-- Brief 1 --
In the essay on listening, retype everything from "Suddenly there were" down to "us listen anyway.".
-- Brief 2 --
Translate this sentence from the essay on listening into Spanish: "For any one of us, not least the vain writer, the fear of being misunderstood induces anxiety."
-- Brief 3 --
Carry on the essay on listening from the point where it stops.

-- Source extract --
- - - - -
On Listening

 

An edited version of this piece first appeared in The Age.

My girlfriend didn’t believe me. “Did you really say that to your students?” she asked incredulously. “They’re first years in their first week!” It’s true. I had sounded like a dark and over-ripe Mr. Chips.

Earlier that day I’d held my first class in politics and communications. I thought some heavy advice was in order. “You’re born in a cage,” I started ominously, “and you’ll stay in it because there’ll always be a gap between your experiences and the words you have to describe them. More, you’ll only ever be able to occupy one skull—you’ll never completely know what it’s like to think or feel like somebody else.”

Suddenly there were a lot of fresh but troubled faces turned towards me and I had a crisis of confidence. Perhaps this monologue was best reserved for those scotch-fuelled 3.00am sessions with friends and nicotine. But I had to continue, I’d already begun. “But, you can enlarge that cage by developing ways to communicate and your confidence to do so. That starts with expanding your vocabulary. The strength—and intimacy—of your relationships in life will largely depend upon your ability to express yourself warmly and precisely.”

In truth, I was just paraphrasing my tutor from my first class nearly 15 years prior. His words had stuck. But I failed to mention the heartbreaking coda: that it might not matter terribly, because few of us listen anyway.

I’d thought sloppily about this for a while, until the melancholy wisdom of former columnist Mark Dapin appeared in a piece this week and brought my musings into relief. Dapin realised that writing a column brought its fair share of abuse—that’s par for the course—but there was something deeper, sadder and disorienting lurking within this enmity. A relentless pattern of reflexive misunderstanding.

For any one of us, not least the vain writer, the fear of being misunderstood induces anxiety. But it happens everyday, inevitably. Confusion, inarticulacy and self-absorption forever conspire to render our gestures, speech and, yes, newspaper columns, unrecognisable upon reception. And clear and precise communication is no safe-guard.

We rightly celebrate our bustling marketplace of opinion. But behind its clamour are grubby and calcified prejudice, pettiness, entitlement, suspicion, hostility and frustration. This—and not reason—are the principal constituents of our political discussions. This is what we are. And it means we squander some of the blessedness of our democracy because we do not truly engage.
- - - - -
-- Collected data --
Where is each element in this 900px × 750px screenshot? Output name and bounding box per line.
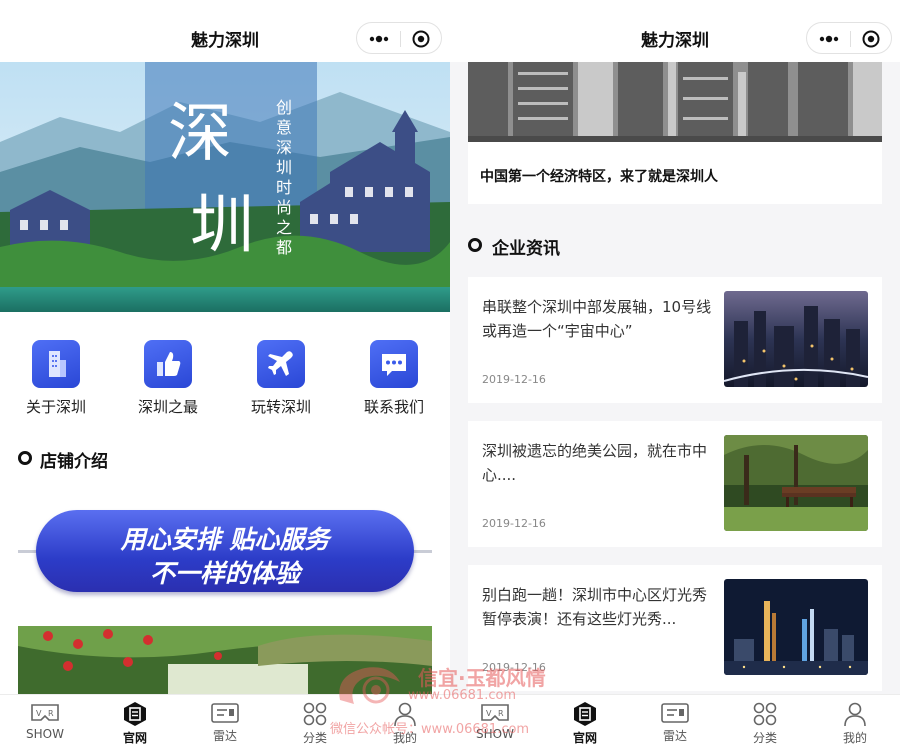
- - - - -
-- Task response 1 --
Suddenly there were a lot of fresh but troubled faces turned towards me and I had a crisis of confidence. Perhaps this monologue was best reserved for those scotch-fuelled 3.00am sessions with friends and nicotine. But I had to continue, I’d already begun. “But, you can enlarge that cage by developing ways to communicate and your confidence to do so. That starts with expanding your vocabulary. The strength—and intimacy—of your relationships in life will largely depend upon your ability to express yourself warmly and precisely.”

In truth, I was just paraphrasing my tutor from my first class nearly 15 years prior. His words had stuck. But I failed to mention the heartbreaking coda: that it might not matter terribly, because few of us listen anyway.

-- Task response 2 --
Para cualquiera de nosotros, y en especial para el escritor vanidoso, el miedo a ser malinterpretado genera ansiedad.

-- Task response 3 --
I’m happy for people to disagree with me, as I’m sure Mark Dapin is. But to disagree with someone you need to have engaged them. To have engaged them, you need to have listened. And to have listened you need to have made a difficult, conscious decision to be aware of all of the calcified selfishness and suspicion and frustration that colours what you see and hear. And then you need to ask yourself: what’s being said here? What’s this really about?

In my experience, this rarely happens. It’s a disturbing moment when you realise that it doesn’t matter what you write and how clearly you write it, people will refract it a thousand different ways. Perhaps the author is dead.

I wrote a piece about the callousness of my moral superiority as an under-grad—it was a piece about growing up, essentially—and was called a neo-fascist and war monger. I wrote a piece about the psychological and emotional reasons behind our politics—that it is not always the pretty outcome of reason—and was called an apologist for John Howard. I wrote a piece arguing for greater respect and sobriety in our discussions and received rabid comments in response.

You get the point. I’m not bothered about the abuse—it stirs me, actually—but I’m disheartened by the fact that the responses rarely demonstrate any connection to what I’ve written. Readers are constantly betraying deep flaws of comprehension, as they respond not to what I’ve written, but what they wished I had written that would properly excite their gall. It’s dull and pathetic— columnists have become the avatars for all of their readers’ grievances.

I’m not asking for your sympathy. I’m asking that you begin to think about how well you listen, because if you can’t do this, you’re in a bad place. It’s chastening to think of our great marketplace of ideas as a lame tragicomedy of people talking over each other in breathless cycles of misunderstanding. And, yes, I include myself in this analysis.

Perhaps we are hardwired to misunderstand each other—as the late David Foster Wallace wrote, each of us are “the realest, most vivid and important person in existence”—but we’re also built with the self-awareness to try to correct it. Before you cut off your friend, or post a comment here, meditate on your own baggage and self-centredness and how it might distance you from the beating hearts all around you.

 

10 Responses to On Listening

  1. rrs says:

    So, vocabulary is a means of expressing yourself (accurately), but this may be undermined by a lack of listening. Ok, my logic here is reducing your piece down (just a bit), however…

    The listener will require an equal grasp of vocabulary, otherwise you are treading near to a colorful solipsism. Don’t misunderstand me – I love your words and how they appear from your cursor on to my screen. But understanding must transcend vocabulary before then vocabulary of understanding is built.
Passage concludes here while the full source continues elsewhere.